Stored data
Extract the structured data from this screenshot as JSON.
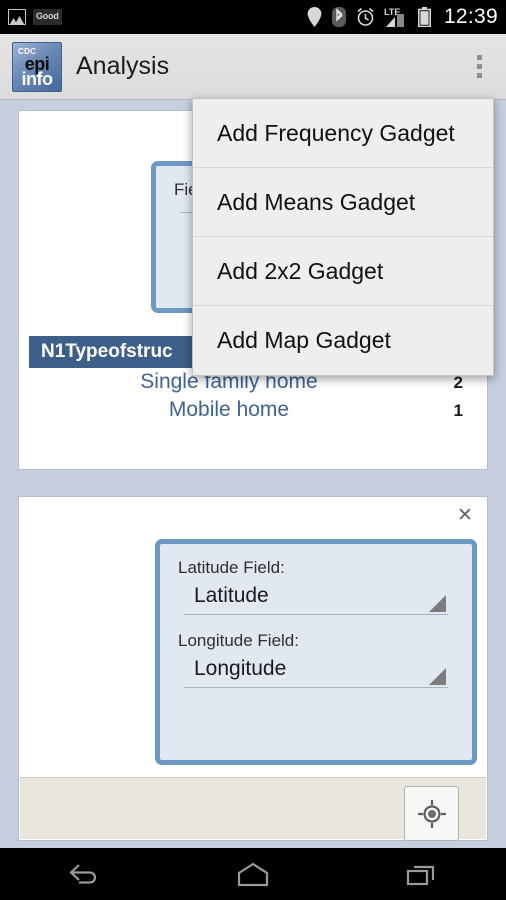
{
  "statusbar": {
    "icons_left": [
      "image-icon",
      "good-app-badge"
    ],
    "app_badge_label": "Good",
    "icons_right": [
      "location-pin-icon",
      "bluetooth-icon",
      "alarm-clock-icon",
      "lte-signal-icon",
      "battery-icon"
    ],
    "network_label": "LTE",
    "time": "12:39"
  },
  "actionbar": {
    "logo_cdc": "CDC",
    "logo_epi": "epi",
    "logo_info": "info",
    "title": "Analysis",
    "overflow_icon": "overflow-menu-icon"
  },
  "menu": {
    "items": [
      {
        "label": "Add Frequency Gadget"
      },
      {
        "label": "Add Means Gadget"
      },
      {
        "label": "Add 2x2 Gadget"
      },
      {
        "label": "Add Map Gadget"
      }
    ]
  },
  "frequency_card": {
    "field_label": "Field:",
    "field_value": "",
    "table": {
      "header": "N1Typeofstruc",
      "rows": [
        {
          "label": "Single family home",
          "value": "2"
        },
        {
          "label": "Mobile home",
          "value": "1"
        }
      ]
    }
  },
  "map_card": {
    "close_icon": "✕",
    "latitude_label": "Latitude Field:",
    "latitude_value": "Latitude",
    "longitude_label": "Longitude Field:",
    "longitude_value": "Longitude",
    "my_location_icon": "my-location-icon"
  },
  "navbar": {
    "back": "back-icon",
    "home": "home-icon",
    "recents": "recent-apps-icon"
  },
  "colors": {
    "page_background": "#c8cedd",
    "table_header": "#3d5f8a",
    "table_row_text": "#3d6496",
    "panel_border": "#6d9ac4",
    "panel_fill": "#e2e8f2",
    "menu_background": "#eeeeee",
    "map_area": "#e8e6dd"
  }
}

* _Directions_
Copy out all the records exactly, excluding pictures.

* _Solution to the exercise_
Extract the structured data from this screenshot as JSON.
{
  "statusbar": {
    "icons_left": [
      "image-icon",
      "good-app-badge"
    ],
    "app_badge_label": "Good",
    "icons_right": [
      "location-pin-icon",
      "bluetooth-icon",
      "alarm-clock-icon",
      "lte-signal-icon",
      "battery-icon"
    ],
    "network_label": "LTE",
    "time": "12:39"
  },
  "actionbar": {
    "logo_cdc": "CDC",
    "logo_epi": "epi",
    "logo_info": "info",
    "title": "Analysis",
    "overflow_icon": "overflow-menu-icon"
  },
  "menu": {
    "items": [
      {
        "label": "Add Frequency Gadget"
      },
      {
        "label": "Add Means Gadget"
      },
      {
        "label": "Add 2x2 Gadget"
      },
      {
        "label": "Add Map Gadget"
      }
    ]
  },
  "frequency_card": {
    "field_label": "Field:",
    "field_value": "",
    "table": {
      "header": "N1Typeofstruc",
      "rows": [
        {
          "label": "Single family home",
          "value": "2"
        },
        {
          "label": "Mobile home",
          "value": "1"
        }
      ]
    }
  },
  "map_card": {
    "close_icon": "✕",
    "latitude_label": "Latitude Field:",
    "latitude_value": "Latitude",
    "longitude_label": "Longitude Field:",
    "longitude_value": "Longitude",
    "my_location_icon": "my-location-icon"
  },
  "navbar": {
    "back": "back-icon",
    "home": "home-icon",
    "recents": "recent-apps-icon"
  },
  "colors": {
    "page_background": "#c8cedd",
    "table_header": "#3d5f8a",
    "table_row_text": "#3d6496",
    "panel_border": "#6d9ac4",
    "panel_fill": "#e2e8f2",
    "menu_background": "#eeeeee",
    "map_area": "#e8e6dd"
  }
}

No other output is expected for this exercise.